• [TASK TO COMPLETE]: Every entry must be duplicated precisely as written.

Lines of data
-- begin --

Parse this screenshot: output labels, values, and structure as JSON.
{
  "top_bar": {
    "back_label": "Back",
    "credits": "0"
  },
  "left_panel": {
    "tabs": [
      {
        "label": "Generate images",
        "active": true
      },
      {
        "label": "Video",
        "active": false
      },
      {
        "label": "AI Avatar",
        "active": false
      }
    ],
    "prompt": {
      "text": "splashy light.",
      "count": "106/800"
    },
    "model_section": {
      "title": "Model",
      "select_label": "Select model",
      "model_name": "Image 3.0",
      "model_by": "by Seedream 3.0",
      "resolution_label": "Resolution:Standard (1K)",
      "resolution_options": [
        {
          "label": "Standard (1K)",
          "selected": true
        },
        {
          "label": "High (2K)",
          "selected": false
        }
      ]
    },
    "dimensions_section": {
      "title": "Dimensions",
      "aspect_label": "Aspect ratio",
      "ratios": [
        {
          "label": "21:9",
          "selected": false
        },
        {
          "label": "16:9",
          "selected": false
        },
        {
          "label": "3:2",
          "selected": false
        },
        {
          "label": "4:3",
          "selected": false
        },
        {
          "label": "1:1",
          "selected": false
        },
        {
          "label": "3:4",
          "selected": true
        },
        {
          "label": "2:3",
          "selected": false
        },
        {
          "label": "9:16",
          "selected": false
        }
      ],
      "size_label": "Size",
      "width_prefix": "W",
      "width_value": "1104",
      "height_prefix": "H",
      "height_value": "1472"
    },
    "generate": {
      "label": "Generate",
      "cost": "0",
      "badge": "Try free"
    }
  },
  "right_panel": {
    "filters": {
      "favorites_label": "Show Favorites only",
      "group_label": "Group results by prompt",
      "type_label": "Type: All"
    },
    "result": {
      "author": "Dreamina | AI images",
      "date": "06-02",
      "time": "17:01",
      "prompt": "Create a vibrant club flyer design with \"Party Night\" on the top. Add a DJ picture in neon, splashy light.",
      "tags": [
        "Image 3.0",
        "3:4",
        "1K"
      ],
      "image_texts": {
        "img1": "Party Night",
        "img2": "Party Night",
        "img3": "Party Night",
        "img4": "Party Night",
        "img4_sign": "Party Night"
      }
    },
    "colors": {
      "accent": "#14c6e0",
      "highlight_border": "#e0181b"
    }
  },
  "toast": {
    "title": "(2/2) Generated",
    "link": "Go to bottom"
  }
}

-- end --

• [ANSWER TO THIS PROBLEM]:
Parse this screenshot: output labels, values, and structure as JSON.
{
  "top_bar": {
    "back_label": "Back",
    "credits": "0"
  },
  "left_panel": {
    "tabs": [
      {
        "label": "Generate images",
        "active": true
      },
      {
        "label": "Video",
        "active": false
      },
      {
        "label": "AI Avatar",
        "active": false
      }
    ],
    "prompt": {
      "text": "splashy light.",
      "count": "106/800"
    },
    "model_section": {
      "title": "Model",
      "select_label": "Select model",
      "model_name": "Image 3.0",
      "model_by": "by Seedream 3.0",
      "resolution_label": "Resolution:Standard (1K)",
      "resolution_options": [
        {
          "label": "Standard (1K)",
          "selected": true
        },
        {
          "label": "High (2K)",
          "selected": false
        }
      ]
    },
    "dimensions_section": {
      "title": "Dimensions",
      "aspect_label": "Aspect ratio",
      "ratios": [
        {
          "label": "21:9",
          "selected": false
        },
        {
          "label": "16:9",
          "selected": false
        },
        {
          "label": "3:2",
          "selected": false
        },
        {
          "label": "4:3",
          "selected": false
        },
        {
          "label": "1:1",
          "selected": false
        },
        {
          "label": "3:4",
          "selected": true
        },
        {
          "label": "2:3",
          "selected": false
        },
        {
          "label": "9:16",
          "selected": false
        }
      ],
      "size_label": "Size",
      "width_prefix": "W",
      "width_value": "1104",
      "height_prefix": "H",
      "height_value": "1472"
    },
    "generate": {
      "label": "Generate",
      "cost": "0",
      "badge": "Try free"
    }
  },
  "right_panel": {
    "filters": {
      "favorites_label": "Show Favorites only",
      "group_label": "Group results by prompt",
      "type_label": "Type: All"
    },
    "result": {
      "author": "Dreamina | AI images",
      "date": "06-02",
      "time": "17:01",
      "prompt": "Create a vibrant club flyer design with \"Party Night\" on the top. Add a DJ picture in neon, splashy light.",
      "tags": [
        "Image 3.0",
        "3:4",
        "1K"
      ],
      "image_texts": {
        "img1": "Party Night",
        "img2": "Party Night",
        "img3": "Party Night",
        "img4": "Party Night",
        "img4_sign": "Party Night"
      }
    },
    "colors": {
      "accent": "#14c6e0",
      "highlight_border": "#e0181b"
    }
  },
  "toast": {
    "title": "(2/2) Generated",
    "link": "Go to bottom"
  }
}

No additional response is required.